▶ **Source excerpt**:
If y(t) is asolution of $(1+t)\frac{dy}{dt}-ty=1$ and $y(0)=1, \ then \: y(1) \: is \: equal \: to$ Option 1) $-\frac{1}{2}$ Option 2) $e+\frac{1}{2}$ Option 3) $e-\frac{1}{2}$ Option 4) $\frac{1}{2}$

Using

Linear Differential Equation -

$\frac{dy}{dx}+Py= Q$

- wherein

P, Q are functions of x alone.

▶ **Data extract**:
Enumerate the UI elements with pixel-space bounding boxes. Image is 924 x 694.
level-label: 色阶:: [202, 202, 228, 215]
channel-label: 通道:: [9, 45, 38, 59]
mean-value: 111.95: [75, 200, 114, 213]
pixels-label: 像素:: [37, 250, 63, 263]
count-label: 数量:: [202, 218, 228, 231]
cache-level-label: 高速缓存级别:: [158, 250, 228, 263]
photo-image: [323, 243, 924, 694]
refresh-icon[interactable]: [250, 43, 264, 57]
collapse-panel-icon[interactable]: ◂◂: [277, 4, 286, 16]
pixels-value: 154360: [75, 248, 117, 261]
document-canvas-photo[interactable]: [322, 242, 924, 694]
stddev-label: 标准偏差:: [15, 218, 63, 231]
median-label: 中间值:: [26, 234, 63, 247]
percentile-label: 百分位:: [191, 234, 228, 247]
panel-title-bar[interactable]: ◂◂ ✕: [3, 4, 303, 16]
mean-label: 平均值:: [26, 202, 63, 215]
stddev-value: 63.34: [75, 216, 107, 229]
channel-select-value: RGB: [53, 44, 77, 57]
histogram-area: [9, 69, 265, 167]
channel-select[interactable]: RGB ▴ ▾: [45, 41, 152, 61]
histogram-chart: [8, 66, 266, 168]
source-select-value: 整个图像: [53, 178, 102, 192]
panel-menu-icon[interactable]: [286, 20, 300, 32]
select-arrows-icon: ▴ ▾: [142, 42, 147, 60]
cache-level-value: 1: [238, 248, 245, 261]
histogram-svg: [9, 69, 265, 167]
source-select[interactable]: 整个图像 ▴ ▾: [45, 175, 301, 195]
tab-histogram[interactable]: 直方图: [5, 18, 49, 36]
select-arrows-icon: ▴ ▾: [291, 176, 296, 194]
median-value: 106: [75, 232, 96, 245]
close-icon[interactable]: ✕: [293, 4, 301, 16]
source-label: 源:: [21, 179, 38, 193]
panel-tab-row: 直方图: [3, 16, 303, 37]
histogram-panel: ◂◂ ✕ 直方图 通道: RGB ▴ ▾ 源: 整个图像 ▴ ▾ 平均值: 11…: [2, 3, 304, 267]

▶ **To be done**:
A) In the differential equation problem, reproduce the stretch from "If y(t) is asolution" through "of x alone." word for word.
B) In the differential equation problem, what does the linear differential equation form say P and Q are?

▶ **Answers for this exercise**:
A)
If y(t) is asolution of $(1+t)\frac{dy}{dt}-ty=1$ and $y(0)=1, \ then \: y(1) \: is \: equal \: to$ Option 1) $-\frac{1}{2}$ Option 2) $e+\frac{1}{2}$ Option 3) $e-\frac{1}{2}$ Option 4) $\frac{1}{2}$

Using

Linear Differential Equation -

$\frac{dy}{dx}+Py= Q$

- wherein

P, Q are functions of x alone.

B) P and Q are functions of x alone.